=== The records ===
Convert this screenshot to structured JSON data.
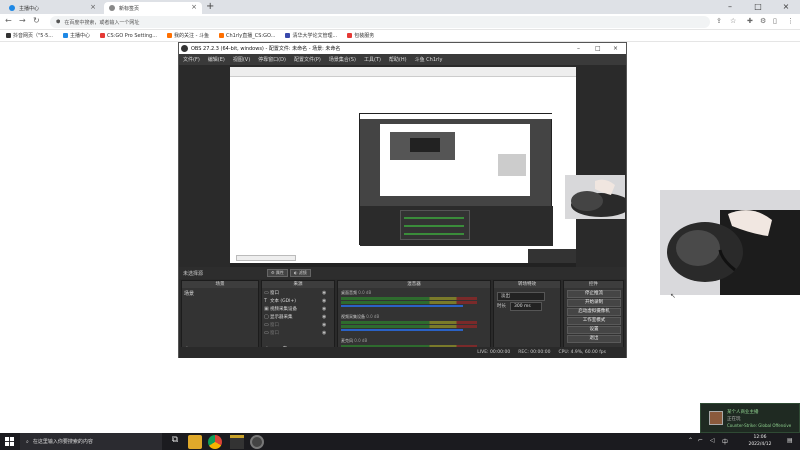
{
  "browser": {
    "tabs": [
      {
        "label": "主播中心",
        "favicon_color": "#1e88e5"
      },
      {
        "label": "新标签页",
        "favicon_color": "#888888"
      }
    ],
    "new_tab": "+",
    "address_placeholder": "在百度中搜索，或者输入一个网址",
    "bookmarks": [
      {
        "label": "抖音网页（\"5·5...",
        "color": "#333333"
      },
      {
        "label": "主播中心",
        "color": "#1e88e5"
      },
      {
        "label": "CS:GO Pro Setting...",
        "color": "#e53935"
      },
      {
        "label": "我的关注 - 斗鱼",
        "color": "#ff6f00"
      },
      {
        "label": "Ch1rly直播_CS:GO...",
        "color": "#ff6f00"
      },
      {
        "label": "清华大学论文管理...",
        "color": "#3949ab"
      },
      {
        "label": "包装服务",
        "color": "#e53935"
      }
    ]
  },
  "obs": {
    "title": "OBS 27.2.3 (64-bit, windows) - 配置文件: 未命名 - 场景: 未命名",
    "menu": [
      "文件(F)",
      "编辑(E)",
      "视图(V)",
      "停靠窗口(D)",
      "配置文件(P)",
      "场景集合(S)",
      "工具(T)",
      "帮助(H)",
      "斗鱼 Ch1rly"
    ],
    "no_source_selected": "未选择源",
    "properties_btn": "属性",
    "filters_btn": "滤镜",
    "docks": {
      "scenes": "场景",
      "sources": "来源",
      "mixer": "混音器",
      "transitions": "转场特效",
      "controls": "控件"
    },
    "scene_items": [
      "场景"
    ],
    "sources": [
      {
        "label": "窗口",
        "icon": "window-icon"
      },
      {
        "label": "文本 (GDI+)",
        "icon": "text-icon"
      },
      {
        "label": "视频采集设备",
        "icon": "camera-icon"
      },
      {
        "label": "显示器采集",
        "icon": "monitor-icon"
      },
      {
        "label": "窗口",
        "icon": "window-icon"
      },
      {
        "label": "窗口",
        "icon": "window-icon"
      }
    ],
    "mixer": [
      {
        "label": "桌面音频",
        "db": "0.0 dB"
      },
      {
        "label": "视频采集设备",
        "db": "0.0 dB"
      },
      {
        "label": "麦克风",
        "db": "0.0 dB"
      }
    ],
    "transition": {
      "selected": "淡出",
      "duration_label": "时长",
      "duration_value": "300 ms"
    },
    "controls": [
      "停止推流",
      "开始录制",
      "启动虚拟摄像机",
      "工作室模式",
      "设置",
      "退出"
    ],
    "status": {
      "live_label": "LIVE: 00:00:00",
      "rec_label": "REC: 00:00:00",
      "cpu_label": "CPU: 4.9%, 60.00 fps"
    }
  },
  "notification": {
    "line1": "某个人商业主播",
    "line2": "正在玩",
    "line3": "Counter-Strike: Global Offensive"
  },
  "taskbar": {
    "search_placeholder": "在这里输入你要搜索的内容",
    "time": "12:06",
    "date": "2022/4/12"
  }
}
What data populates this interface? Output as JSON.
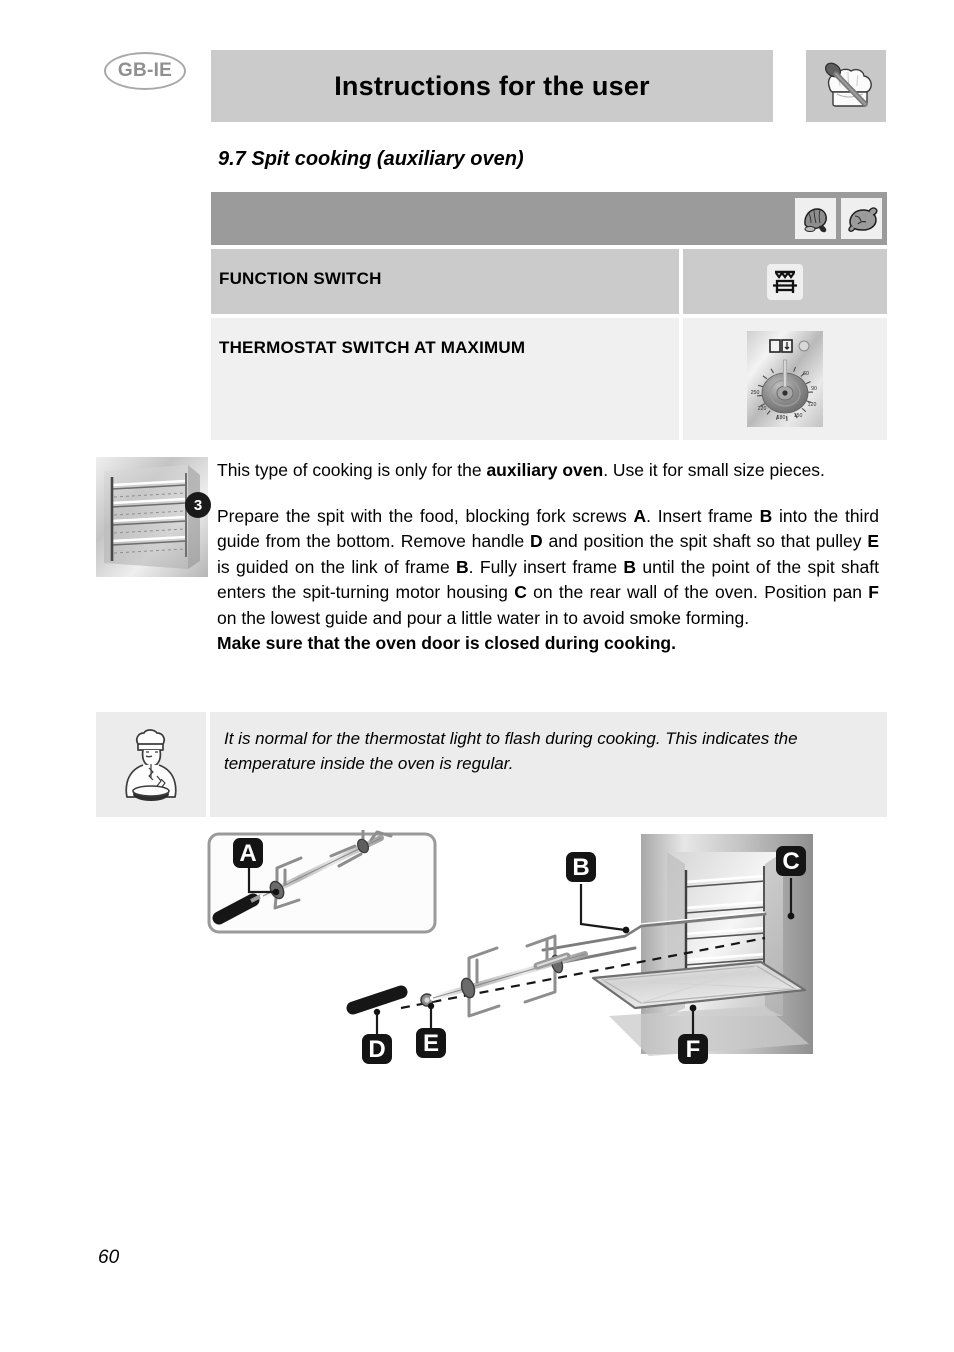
{
  "header": {
    "language_badge": "GB-IE",
    "title": "Instructions for the user",
    "icon": "chef-hat-spoon-icon"
  },
  "section": {
    "title": "9.7 Spit cooking (auxiliary oven)"
  },
  "settings_table": {
    "food_icons": [
      "roast-meat-icon",
      "roast-poultry-icon"
    ],
    "rows": [
      {
        "label": "FUNCTION SWITCH",
        "icon": "grill-with-spit-symbol"
      },
      {
        "label": "THERMOSTAT SWITCH AT MAXIMUM",
        "icon": "thermostat-dial-at-maximum"
      }
    ]
  },
  "thermostat_dial": {
    "tick_labels": [
      "60",
      "90",
      "120",
      "150",
      "180",
      "220",
      "250"
    ],
    "indicator_lights": [
      "oven-on-light",
      "thermostat-light"
    ]
  },
  "side_illustration": {
    "badge": "3",
    "icon": "oven-guides-icon"
  },
  "body": {
    "paragraph_1_a": "This type of cooking is only for the ",
    "paragraph_1_bold": "auxiliary oven",
    "paragraph_1_b": ". Use it for small size pieces.",
    "paragraph_2_1": "Prepare the spit with the food, blocking fork screws ",
    "paragraph_2_b1": "A",
    "paragraph_2_2": ". Insert frame ",
    "paragraph_2_b2": "B",
    "paragraph_2_3": " into the third guide from the bottom. Remove handle ",
    "paragraph_2_b3": "D",
    "paragraph_2_4": " and position the spit shaft so that pulley ",
    "paragraph_2_b4": "E",
    "paragraph_2_5": " is guided on the link of  frame ",
    "paragraph_2_b5": "B",
    "paragraph_2_6": ". Fully insert frame ",
    "paragraph_2_b6": "B",
    "paragraph_2_7": " until the point of the spit shaft enters the spit-turning motor housing ",
    "paragraph_2_b7": "C",
    "paragraph_2_8": " on the rear wall of the oven. Position pan ",
    "paragraph_2_b8": "F",
    "paragraph_2_9": " on the lowest guide and pour a little water in to avoid smoke forming.",
    "warning": "Make sure that the oven door is closed during cooking."
  },
  "note": {
    "icon": "chef-note-icon",
    "text": "It is normal for the thermostat light to flash during cooking. This indicates the temperature inside the oven is regular."
  },
  "diagram": {
    "labels": [
      "A",
      "B",
      "C",
      "D",
      "E",
      "F"
    ],
    "parts": {
      "A": "fork-screw",
      "B": "spit-frame",
      "C": "spit-turning-motor-housing",
      "D": "spit-handle",
      "E": "pulley",
      "F": "drip-pan"
    }
  },
  "footer": {
    "page_number": "60"
  },
  "colors": {
    "header_bar": "#cbcbcb",
    "table_head": "#9b9b9b",
    "row_light": "#f0f0f0",
    "row_mid": "#cbcbcb",
    "note_bg": "#ececec",
    "badge_text": "#8f8f8f"
  }
}
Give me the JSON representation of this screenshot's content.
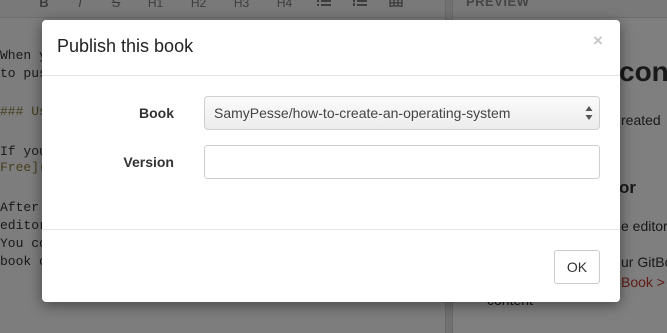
{
  "toolbar": {
    "items": [
      {
        "label": "B",
        "icon": "bold-icon"
      },
      {
        "label": "I",
        "icon": "italic-icon"
      },
      {
        "label": "S",
        "icon": "strikethrough-icon"
      },
      {
        "label": "H1"
      },
      {
        "label": "H2"
      },
      {
        "label": "H3"
      },
      {
        "label": "H4"
      },
      {
        "icon": "bulleted-list-icon"
      },
      {
        "icon": "numbered-list-icon"
      },
      {
        "icon": "table-icon"
      }
    ]
  },
  "editor": {
    "lines": [
      "When y",
      "to pus",
      "### Us",
      "If you",
      "Free](",
      "After",
      "editor",
      "You co",
      "book c"
    ]
  },
  "preview": {
    "tab_label": "PREVIEW",
    "heading": "cont",
    "text1": "reated",
    "subheading": "or",
    "text2": "e editor",
    "text3": "ur GitBo",
    "link": "Book >",
    "text4": "content"
  },
  "modal": {
    "title": "Publish this book",
    "close_label": "×",
    "book_label": "Book",
    "book_value": "SamyPesse/how-to-create-an-operating-system",
    "version_label": "Version",
    "version_value": "",
    "version_placeholder": "",
    "ok_label": "OK"
  },
  "colors": {
    "backdrop": "rgba(0,0,0,0.5)",
    "link": "#c0392b"
  }
}
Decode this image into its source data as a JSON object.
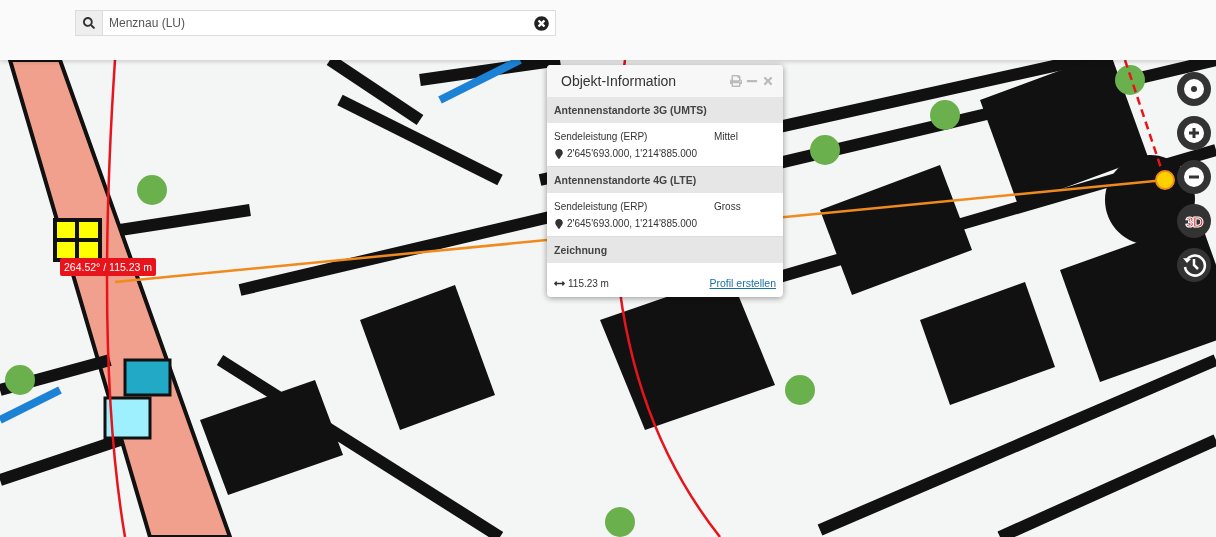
{
  "search": {
    "value": "Menznau (LU)"
  },
  "popup": {
    "title": "Objekt-Information",
    "sections": [
      {
        "kind": "feature",
        "title": "Antennenstandorte 3G (UMTS)",
        "label": "Sendeleistung (ERP)",
        "value": "Mittel",
        "coordinates": "2'645'693.000, 1'214'885.000"
      },
      {
        "kind": "feature",
        "title": "Antennenstandorte 4G (LTE)",
        "label": "Sendeleistung (ERP)",
        "value": "Gross",
        "coordinates": "2'645'693.000, 1'214'885.000"
      },
      {
        "kind": "drawing",
        "title": "Zeichnung",
        "distance": "115.23 m",
        "link": "Profil erstellen"
      }
    ]
  },
  "measurement": {
    "label": "264.52° / 115.23 m"
  },
  "map_controls": [
    {
      "kind": "locate"
    },
    {
      "kind": "zoom-in"
    },
    {
      "kind": "zoom-out"
    },
    {
      "kind": "perspective",
      "label": "3D"
    },
    {
      "kind": "history"
    }
  ]
}
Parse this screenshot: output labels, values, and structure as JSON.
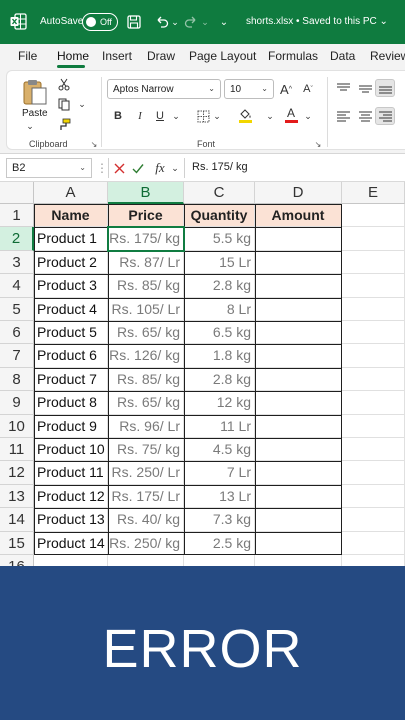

=== Exercise requirements ===
Find the word "housing" in the entries, and copy every line it shows up in.

=== Correct response ===
    "paragraph_2_7": " until the point of the spit shaft enters the spit-turning motor housing ",
      "C": "spit-turning-motor-housing",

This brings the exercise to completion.